Fragment –
------------

De Tartersche Princen, zoo Moegalen, Kalmakken als Usbekken, en andere, hebben de Sineesch-Tartarschen Keizer in groote achting; zoo als uit zeker Brief, aen my uit Peking geschreven, blijkt; waer by te zien is, hoe een der zelver zijn Majesteit door zijn eigen Zoon quam begroeten.
DEn vyf en twintigsten van Sprokkelmaend zestien honderd zeven en tachentig, kreeg den Keizer in Peking tyding, dat 'er zeker Zoon van een Konink, uit Opper-Tartarye aenquam, om hem een gelukkig Nieuwe Jaer te wenschen; en den Prins, wegens zijn verjaring, te begroeten. De Keizer, die deze Luiden niet veel vertrouwt, laet hen nooit binnen Peking komen; maer is 't de gewoonte, dat ze zich ter neder slaen in een groote vlakte, omtrent drie mylen van de Stad, daer ze plechtelijk verwelkomt, en heerlijk onthaelt worden; gelijk ook aen deze Prins, wiens gevolg bestond in zes honderd Ruiters, gebeurde. Tot dien einde zond de Keizer vier duizend Ruiters, en vier duizend Voet-knechten, met veel grove stukken Geschut, om zich te dier plaets te legeren, en daer op te richten drie Keizerlijke Tenten, die elk om het prachtigst waren toegetakelt. d'Eerste, zijnde wel de grootste, strekte tot een Vergader-zael, de twee andere, wat kleinder, dienden tot plaetzing van den Keizerlijken Throon, en Schat-kisten, by welke de Vorst gewoon is te slapen; en stonden aen den ingang der zelve zes vervaerlijke Tygers, die in çierlijke hokken opgesloten zijnde, voor Honden dienden, om door hun gebrul bekent te maken, als 'er iemand tot de plaets naderde.

------------

Overzicht –

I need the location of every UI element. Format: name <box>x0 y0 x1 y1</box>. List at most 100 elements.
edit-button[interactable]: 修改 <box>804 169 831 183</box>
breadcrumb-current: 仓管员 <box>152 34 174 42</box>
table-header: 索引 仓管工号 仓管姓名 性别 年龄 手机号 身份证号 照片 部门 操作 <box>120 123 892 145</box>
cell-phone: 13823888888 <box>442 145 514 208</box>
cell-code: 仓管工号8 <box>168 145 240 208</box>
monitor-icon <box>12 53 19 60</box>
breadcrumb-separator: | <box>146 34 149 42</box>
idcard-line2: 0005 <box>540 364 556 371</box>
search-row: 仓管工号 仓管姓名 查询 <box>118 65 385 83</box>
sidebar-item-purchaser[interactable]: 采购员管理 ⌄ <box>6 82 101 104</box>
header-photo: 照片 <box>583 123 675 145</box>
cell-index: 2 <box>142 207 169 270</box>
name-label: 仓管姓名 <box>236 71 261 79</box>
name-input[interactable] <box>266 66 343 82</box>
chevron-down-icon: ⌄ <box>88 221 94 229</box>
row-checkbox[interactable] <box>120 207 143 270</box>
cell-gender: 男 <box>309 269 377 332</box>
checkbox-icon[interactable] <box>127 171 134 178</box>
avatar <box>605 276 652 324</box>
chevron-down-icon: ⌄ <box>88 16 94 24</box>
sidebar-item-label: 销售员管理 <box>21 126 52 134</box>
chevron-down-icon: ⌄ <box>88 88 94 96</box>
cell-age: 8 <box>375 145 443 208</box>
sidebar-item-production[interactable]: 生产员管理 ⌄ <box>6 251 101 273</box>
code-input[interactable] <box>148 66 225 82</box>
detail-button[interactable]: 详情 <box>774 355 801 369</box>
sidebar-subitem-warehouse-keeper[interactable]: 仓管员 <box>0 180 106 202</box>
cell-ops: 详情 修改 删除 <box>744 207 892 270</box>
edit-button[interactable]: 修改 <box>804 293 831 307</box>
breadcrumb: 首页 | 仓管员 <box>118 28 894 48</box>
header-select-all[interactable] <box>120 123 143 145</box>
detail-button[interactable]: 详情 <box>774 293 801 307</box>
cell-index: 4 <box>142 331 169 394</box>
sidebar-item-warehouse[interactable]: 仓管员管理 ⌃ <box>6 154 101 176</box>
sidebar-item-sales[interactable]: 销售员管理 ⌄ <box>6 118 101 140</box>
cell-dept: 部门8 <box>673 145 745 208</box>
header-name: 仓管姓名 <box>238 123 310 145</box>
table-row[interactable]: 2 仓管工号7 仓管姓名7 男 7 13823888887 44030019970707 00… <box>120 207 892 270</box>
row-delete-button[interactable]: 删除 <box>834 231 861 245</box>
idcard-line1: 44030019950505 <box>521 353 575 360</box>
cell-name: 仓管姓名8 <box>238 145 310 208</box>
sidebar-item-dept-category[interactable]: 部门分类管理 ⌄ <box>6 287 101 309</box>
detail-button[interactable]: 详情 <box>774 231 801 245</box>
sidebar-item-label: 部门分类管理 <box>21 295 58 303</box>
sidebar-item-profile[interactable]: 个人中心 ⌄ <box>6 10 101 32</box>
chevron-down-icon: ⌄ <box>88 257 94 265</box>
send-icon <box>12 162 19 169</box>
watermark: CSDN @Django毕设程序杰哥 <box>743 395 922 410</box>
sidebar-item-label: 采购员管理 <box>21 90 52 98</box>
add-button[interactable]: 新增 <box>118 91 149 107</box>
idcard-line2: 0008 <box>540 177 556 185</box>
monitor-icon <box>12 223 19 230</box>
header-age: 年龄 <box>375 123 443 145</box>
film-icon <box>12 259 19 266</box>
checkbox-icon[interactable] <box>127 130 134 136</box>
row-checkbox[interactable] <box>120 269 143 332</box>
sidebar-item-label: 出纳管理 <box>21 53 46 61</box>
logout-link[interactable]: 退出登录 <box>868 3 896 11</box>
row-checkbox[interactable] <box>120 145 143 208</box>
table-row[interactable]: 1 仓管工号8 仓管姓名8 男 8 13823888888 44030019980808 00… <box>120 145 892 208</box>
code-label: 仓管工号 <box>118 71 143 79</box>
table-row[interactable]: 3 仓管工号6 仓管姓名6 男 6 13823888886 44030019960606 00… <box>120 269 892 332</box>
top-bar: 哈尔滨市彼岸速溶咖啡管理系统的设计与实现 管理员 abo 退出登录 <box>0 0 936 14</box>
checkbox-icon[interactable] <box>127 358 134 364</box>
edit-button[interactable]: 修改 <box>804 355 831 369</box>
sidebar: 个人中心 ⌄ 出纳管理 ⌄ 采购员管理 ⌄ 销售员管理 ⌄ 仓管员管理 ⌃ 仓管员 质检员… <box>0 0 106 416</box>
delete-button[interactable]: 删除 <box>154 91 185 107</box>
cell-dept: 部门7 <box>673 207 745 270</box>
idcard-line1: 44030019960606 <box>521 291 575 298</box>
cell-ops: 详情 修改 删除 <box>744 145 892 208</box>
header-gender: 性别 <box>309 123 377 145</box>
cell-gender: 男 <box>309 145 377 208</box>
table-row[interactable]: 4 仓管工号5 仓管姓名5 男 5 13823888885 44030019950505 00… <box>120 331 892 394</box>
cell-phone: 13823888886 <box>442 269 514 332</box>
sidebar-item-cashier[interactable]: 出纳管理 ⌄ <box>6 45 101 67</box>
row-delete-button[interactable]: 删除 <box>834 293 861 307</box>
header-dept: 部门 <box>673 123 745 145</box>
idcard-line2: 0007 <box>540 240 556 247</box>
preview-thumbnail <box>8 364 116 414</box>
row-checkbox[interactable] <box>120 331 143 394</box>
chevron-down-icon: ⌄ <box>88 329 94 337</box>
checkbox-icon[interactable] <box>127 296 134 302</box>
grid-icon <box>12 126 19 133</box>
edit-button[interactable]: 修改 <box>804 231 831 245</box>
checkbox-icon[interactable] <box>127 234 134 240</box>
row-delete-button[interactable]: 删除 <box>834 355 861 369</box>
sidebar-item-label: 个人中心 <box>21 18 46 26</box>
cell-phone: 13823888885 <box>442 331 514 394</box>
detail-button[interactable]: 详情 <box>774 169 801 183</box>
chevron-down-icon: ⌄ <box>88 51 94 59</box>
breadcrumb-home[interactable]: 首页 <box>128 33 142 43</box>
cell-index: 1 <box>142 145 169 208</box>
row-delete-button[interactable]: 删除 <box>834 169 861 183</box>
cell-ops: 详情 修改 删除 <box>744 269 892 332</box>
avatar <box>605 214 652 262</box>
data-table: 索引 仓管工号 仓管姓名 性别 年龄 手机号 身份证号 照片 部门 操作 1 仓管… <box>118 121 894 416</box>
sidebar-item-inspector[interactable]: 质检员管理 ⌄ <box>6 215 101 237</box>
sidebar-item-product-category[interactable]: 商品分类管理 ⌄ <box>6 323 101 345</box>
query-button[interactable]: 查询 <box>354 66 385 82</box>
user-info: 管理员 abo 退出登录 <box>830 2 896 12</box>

------------

Neem uit het fragment over de Tartaarse prinsen het gedeelte dat begint bij de woorden "De Tartersche Princen, zoo" en ophoudt na "Zoon quam begroeten.". Vervang daarin "Brief" door "Schrijven".

De Tartersche Princen, zoo Moegalen, Kalmakken als Usbekken, en andere, hebben de Sineesch-Tartarschen Keizer in groote achting; zoo als uit zeker Schrijven, aen my uit Peking geschreven, blijkt; waer by te zien is, hoe een der zelver zijn Majesteit door zijn eigen Zoon quam begroeten.